→ **What this task involves**: Only the pictures are omitted; repeat all other data exactly.

→ **Excerpted records**:
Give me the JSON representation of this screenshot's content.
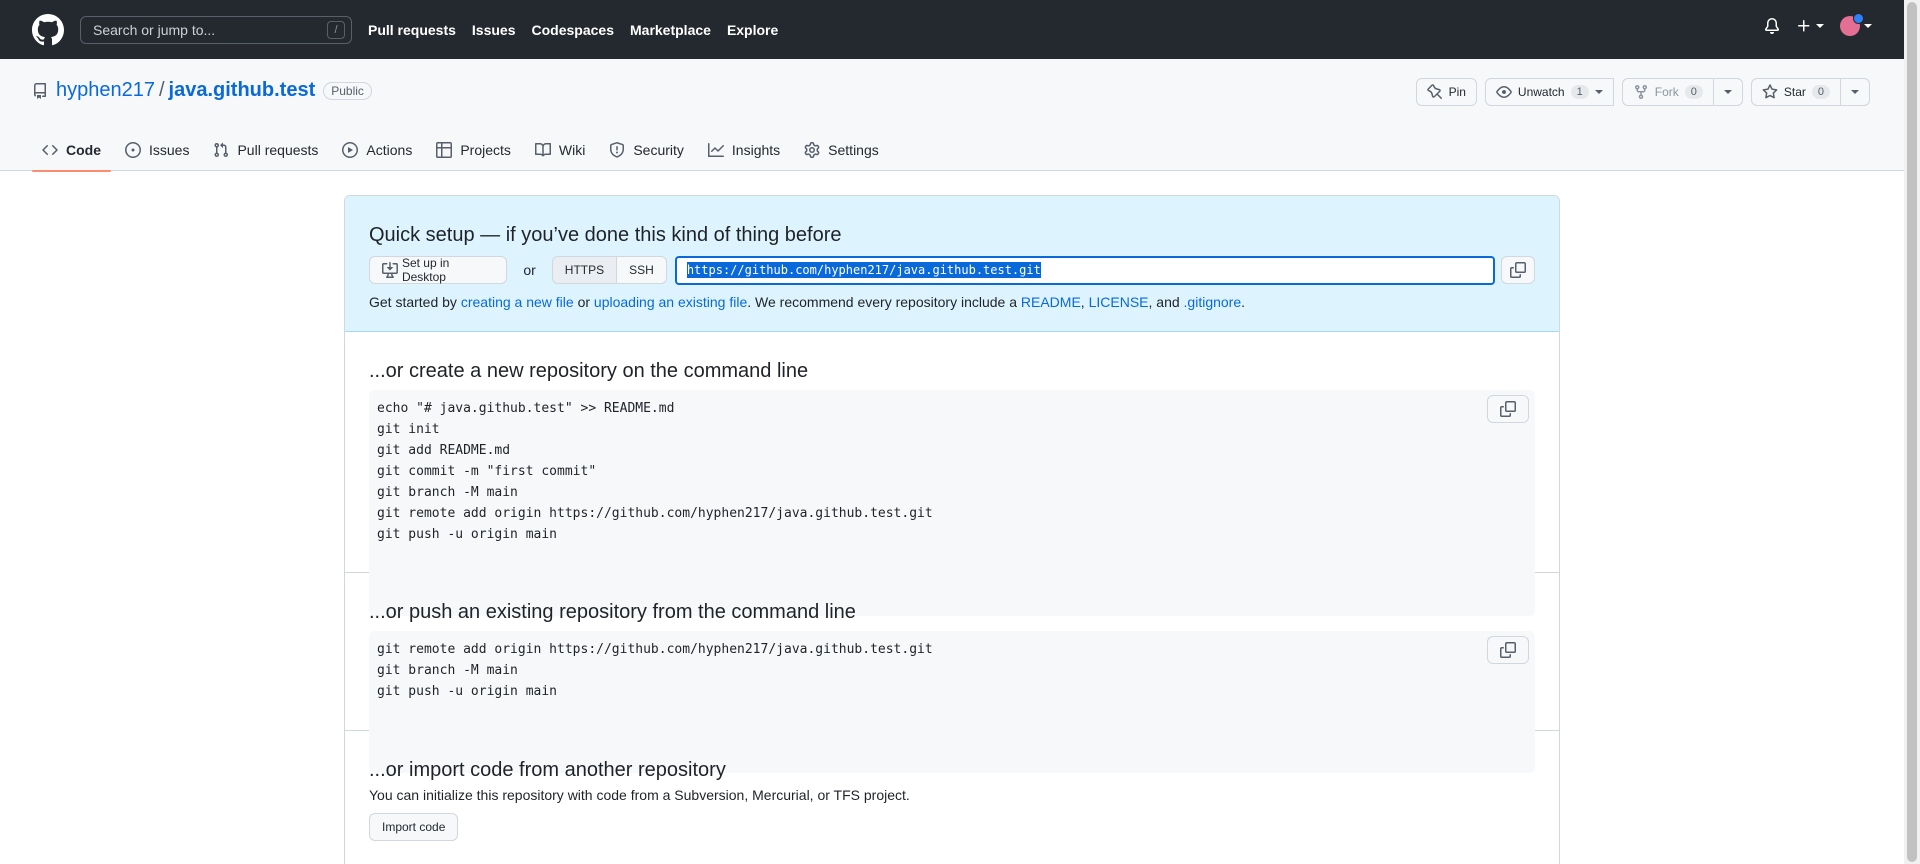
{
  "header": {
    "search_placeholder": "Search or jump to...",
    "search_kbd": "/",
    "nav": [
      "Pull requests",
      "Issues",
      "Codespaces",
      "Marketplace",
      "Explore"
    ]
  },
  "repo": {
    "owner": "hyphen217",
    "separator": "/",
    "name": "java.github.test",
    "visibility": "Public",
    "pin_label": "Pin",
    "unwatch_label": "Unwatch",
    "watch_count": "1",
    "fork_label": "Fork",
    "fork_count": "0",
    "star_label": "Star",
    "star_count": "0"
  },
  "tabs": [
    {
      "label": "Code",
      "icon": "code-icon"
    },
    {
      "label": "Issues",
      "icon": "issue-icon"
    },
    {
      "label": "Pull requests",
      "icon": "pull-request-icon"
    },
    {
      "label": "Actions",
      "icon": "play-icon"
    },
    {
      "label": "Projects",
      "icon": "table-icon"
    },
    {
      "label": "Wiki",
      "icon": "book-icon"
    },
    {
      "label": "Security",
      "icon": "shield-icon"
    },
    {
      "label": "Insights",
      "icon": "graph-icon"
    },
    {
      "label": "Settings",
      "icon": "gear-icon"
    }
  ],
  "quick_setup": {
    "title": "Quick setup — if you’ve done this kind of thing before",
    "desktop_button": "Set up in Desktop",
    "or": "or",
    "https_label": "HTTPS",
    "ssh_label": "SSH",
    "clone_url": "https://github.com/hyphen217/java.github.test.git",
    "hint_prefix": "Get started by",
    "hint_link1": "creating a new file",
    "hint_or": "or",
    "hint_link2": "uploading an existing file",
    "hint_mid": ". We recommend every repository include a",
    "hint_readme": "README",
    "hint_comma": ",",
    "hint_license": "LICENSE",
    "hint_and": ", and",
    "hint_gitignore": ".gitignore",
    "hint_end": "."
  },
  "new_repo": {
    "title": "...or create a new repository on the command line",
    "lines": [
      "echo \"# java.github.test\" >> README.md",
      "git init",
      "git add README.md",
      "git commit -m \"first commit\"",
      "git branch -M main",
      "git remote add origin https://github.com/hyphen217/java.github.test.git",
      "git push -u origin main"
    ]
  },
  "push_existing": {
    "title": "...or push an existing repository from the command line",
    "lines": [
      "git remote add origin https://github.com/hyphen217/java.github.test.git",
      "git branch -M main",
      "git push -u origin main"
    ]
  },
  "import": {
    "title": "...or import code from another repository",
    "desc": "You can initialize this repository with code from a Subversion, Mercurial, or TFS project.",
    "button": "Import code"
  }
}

→ **Task answer**:
Give me the JSON representation of this screenshot's content.
{
  "header": {
    "search_placeholder": "Search or jump to...",
    "search_kbd": "/",
    "nav": [
      "Pull requests",
      "Issues",
      "Codespaces",
      "Marketplace",
      "Explore"
    ]
  },
  "repo": {
    "owner": "hyphen217",
    "separator": "/",
    "name": "java.github.test",
    "visibility": "Public",
    "pin_label": "Pin",
    "unwatch_label": "Unwatch",
    "watch_count": "1",
    "fork_label": "Fork",
    "fork_count": "0",
    "star_label": "Star",
    "star_count": "0"
  },
  "tabs": [
    {
      "label": "Code",
      "icon": "code-icon"
    },
    {
      "label": "Issues",
      "icon": "issue-icon"
    },
    {
      "label": "Pull requests",
      "icon": "pull-request-icon"
    },
    {
      "label": "Actions",
      "icon": "play-icon"
    },
    {
      "label": "Projects",
      "icon": "table-icon"
    },
    {
      "label": "Wiki",
      "icon": "book-icon"
    },
    {
      "label": "Security",
      "icon": "shield-icon"
    },
    {
      "label": "Insights",
      "icon": "graph-icon"
    },
    {
      "label": "Settings",
      "icon": "gear-icon"
    }
  ],
  "quick_setup": {
    "title": "Quick setup — if you’ve done this kind of thing before",
    "desktop_button": "Set up in Desktop",
    "or": "or",
    "https_label": "HTTPS",
    "ssh_label": "SSH",
    "clone_url": "https://github.com/hyphen217/java.github.test.git",
    "hint_prefix": "Get started by",
    "hint_link1": "creating a new file",
    "hint_or": "or",
    "hint_link2": "uploading an existing file",
    "hint_mid": ". We recommend every repository include a",
    "hint_readme": "README",
    "hint_comma": ",",
    "hint_license": "LICENSE",
    "hint_and": ", and",
    "hint_gitignore": ".gitignore",
    "hint_end": "."
  },
  "new_repo": {
    "title": "...or create a new repository on the command line",
    "lines": [
      "echo \"# java.github.test\" >> README.md",
      "git init",
      "git add README.md",
      "git commit -m \"first commit\"",
      "git branch -M main",
      "git remote add origin https://github.com/hyphen217/java.github.test.git",
      "git push -u origin main"
    ]
  },
  "push_existing": {
    "title": "...or push an existing repository from the command line",
    "lines": [
      "git remote add origin https://github.com/hyphen217/java.github.test.git",
      "git branch -M main",
      "git push -u origin main"
    ]
  },
  "import": {
    "title": "...or import code from another repository",
    "desc": "You can initialize this repository with code from a Subversion, Mercurial, or TFS project.",
    "button": "Import code"
  }
}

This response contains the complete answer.